◆ Exercise description: Type out the material below exactly.

◆ Excerpted records:
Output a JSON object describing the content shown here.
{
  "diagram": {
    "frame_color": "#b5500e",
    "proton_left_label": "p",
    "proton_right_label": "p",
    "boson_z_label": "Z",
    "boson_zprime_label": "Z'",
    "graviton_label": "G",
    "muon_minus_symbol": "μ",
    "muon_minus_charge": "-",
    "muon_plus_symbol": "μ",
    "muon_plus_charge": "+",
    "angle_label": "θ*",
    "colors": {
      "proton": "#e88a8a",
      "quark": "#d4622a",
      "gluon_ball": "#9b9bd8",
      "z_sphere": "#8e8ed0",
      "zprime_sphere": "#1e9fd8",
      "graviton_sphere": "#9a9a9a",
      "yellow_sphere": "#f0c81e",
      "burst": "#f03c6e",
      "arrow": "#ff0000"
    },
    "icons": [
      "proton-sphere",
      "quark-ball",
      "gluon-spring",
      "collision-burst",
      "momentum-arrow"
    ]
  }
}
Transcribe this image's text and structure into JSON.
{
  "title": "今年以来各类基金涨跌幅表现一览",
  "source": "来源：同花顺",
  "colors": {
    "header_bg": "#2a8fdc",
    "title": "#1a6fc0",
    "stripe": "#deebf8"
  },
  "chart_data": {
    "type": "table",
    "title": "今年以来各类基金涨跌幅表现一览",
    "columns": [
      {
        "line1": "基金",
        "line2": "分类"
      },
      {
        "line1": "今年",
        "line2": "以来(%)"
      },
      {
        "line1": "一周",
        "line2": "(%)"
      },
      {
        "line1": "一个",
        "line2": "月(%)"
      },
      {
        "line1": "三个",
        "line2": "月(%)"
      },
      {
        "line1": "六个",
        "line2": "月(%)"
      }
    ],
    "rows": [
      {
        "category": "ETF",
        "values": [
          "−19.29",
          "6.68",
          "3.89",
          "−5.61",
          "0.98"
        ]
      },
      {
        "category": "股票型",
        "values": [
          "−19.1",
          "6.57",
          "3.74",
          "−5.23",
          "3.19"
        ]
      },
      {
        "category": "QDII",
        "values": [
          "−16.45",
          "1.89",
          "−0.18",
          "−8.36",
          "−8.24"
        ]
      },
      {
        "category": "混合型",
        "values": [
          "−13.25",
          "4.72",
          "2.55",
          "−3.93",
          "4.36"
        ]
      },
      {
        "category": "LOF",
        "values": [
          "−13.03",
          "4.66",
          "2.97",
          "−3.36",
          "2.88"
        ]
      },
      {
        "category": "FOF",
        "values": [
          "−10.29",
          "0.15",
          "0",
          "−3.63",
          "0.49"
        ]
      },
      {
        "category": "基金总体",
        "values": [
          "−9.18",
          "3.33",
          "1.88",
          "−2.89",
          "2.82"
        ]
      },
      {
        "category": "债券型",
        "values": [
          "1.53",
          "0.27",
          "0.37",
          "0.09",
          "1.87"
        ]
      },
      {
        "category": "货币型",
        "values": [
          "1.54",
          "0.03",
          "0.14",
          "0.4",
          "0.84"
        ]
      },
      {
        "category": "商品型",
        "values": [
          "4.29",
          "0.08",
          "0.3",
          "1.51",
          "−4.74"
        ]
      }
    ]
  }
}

◆ Finished answer:
Output a JSON object describing the content shown here.
{
  "diagram": {
    "frame_color": "#b5500e",
    "proton_left_label": "p",
    "proton_right_label": "p",
    "boson_z_label": "Z",
    "boson_zprime_label": "Z'",
    "graviton_label": "G",
    "muon_minus_symbol": "μ",
    "muon_minus_charge": "-",
    "muon_plus_symbol": "μ",
    "muon_plus_charge": "+",
    "angle_label": "θ*",
    "colors": {
      "proton": "#e88a8a",
      "quark": "#d4622a",
      "gluon_ball": "#9b9bd8",
      "z_sphere": "#8e8ed0",
      "zprime_sphere": "#1e9fd8",
      "graviton_sphere": "#9a9a9a",
      "yellow_sphere": "#f0c81e",
      "burst": "#f03c6e",
      "arrow": "#ff0000"
    },
    "icons": [
      "proton-sphere",
      "quark-ball",
      "gluon-spring",
      "collision-burst",
      "momentum-arrow"
    ]
  }
}
Transcribe this image's text and structure into JSON.
{
  "title": "今年以来各类基金涨跌幅表现一览",
  "source": "来源：同花顺",
  "colors": {
    "header_bg": "#2a8fdc",
    "title": "#1a6fc0",
    "stripe": "#deebf8"
  },
  "chart_data": {
    "type": "table",
    "title": "今年以来各类基金涨跌幅表现一览",
    "columns": [
      {
        "line1": "基金",
        "line2": "分类"
      },
      {
        "line1": "今年",
        "line2": "以来(%)"
      },
      {
        "line1": "一周",
        "line2": "(%)"
      },
      {
        "line1": "一个",
        "line2": "月(%)"
      },
      {
        "line1": "三个",
        "line2": "月(%)"
      },
      {
        "line1": "六个",
        "line2": "月(%)"
      }
    ],
    "rows": [
      {
        "category": "ETF",
        "values": [
          "−19.29",
          "6.68",
          "3.89",
          "−5.61",
          "0.98"
        ]
      },
      {
        "category": "股票型",
        "values": [
          "−19.1",
          "6.57",
          "3.74",
          "−5.23",
          "3.19"
        ]
      },
      {
        "category": "QDII",
        "values": [
          "−16.45",
          "1.89",
          "−0.18",
          "−8.36",
          "−8.24"
        ]
      },
      {
        "category": "混合型",
        "values": [
          "−13.25",
          "4.72",
          "2.55",
          "−3.93",
          "4.36"
        ]
      },
      {
        "category": "LOF",
        "values": [
          "−13.03",
          "4.66",
          "2.97",
          "−3.36",
          "2.88"
        ]
      },
      {
        "category": "FOF",
        "values": [
          "−10.29",
          "0.15",
          "0",
          "−3.63",
          "0.49"
        ]
      },
      {
        "category": "基金总体",
        "values": [
          "−9.18",
          "3.33",
          "1.88",
          "−2.89",
          "2.82"
        ]
      },
      {
        "category": "债券型",
        "values": [
          "1.53",
          "0.27",
          "0.37",
          "0.09",
          "1.87"
        ]
      },
      {
        "category": "货币型",
        "values": [
          "1.54",
          "0.03",
          "0.14",
          "0.4",
          "0.84"
        ]
      },
      {
        "category": "商品型",
        "values": [
          "4.29",
          "0.08",
          "0.3",
          "1.51",
          "−4.74"
        ]
      }
    ]
  }
}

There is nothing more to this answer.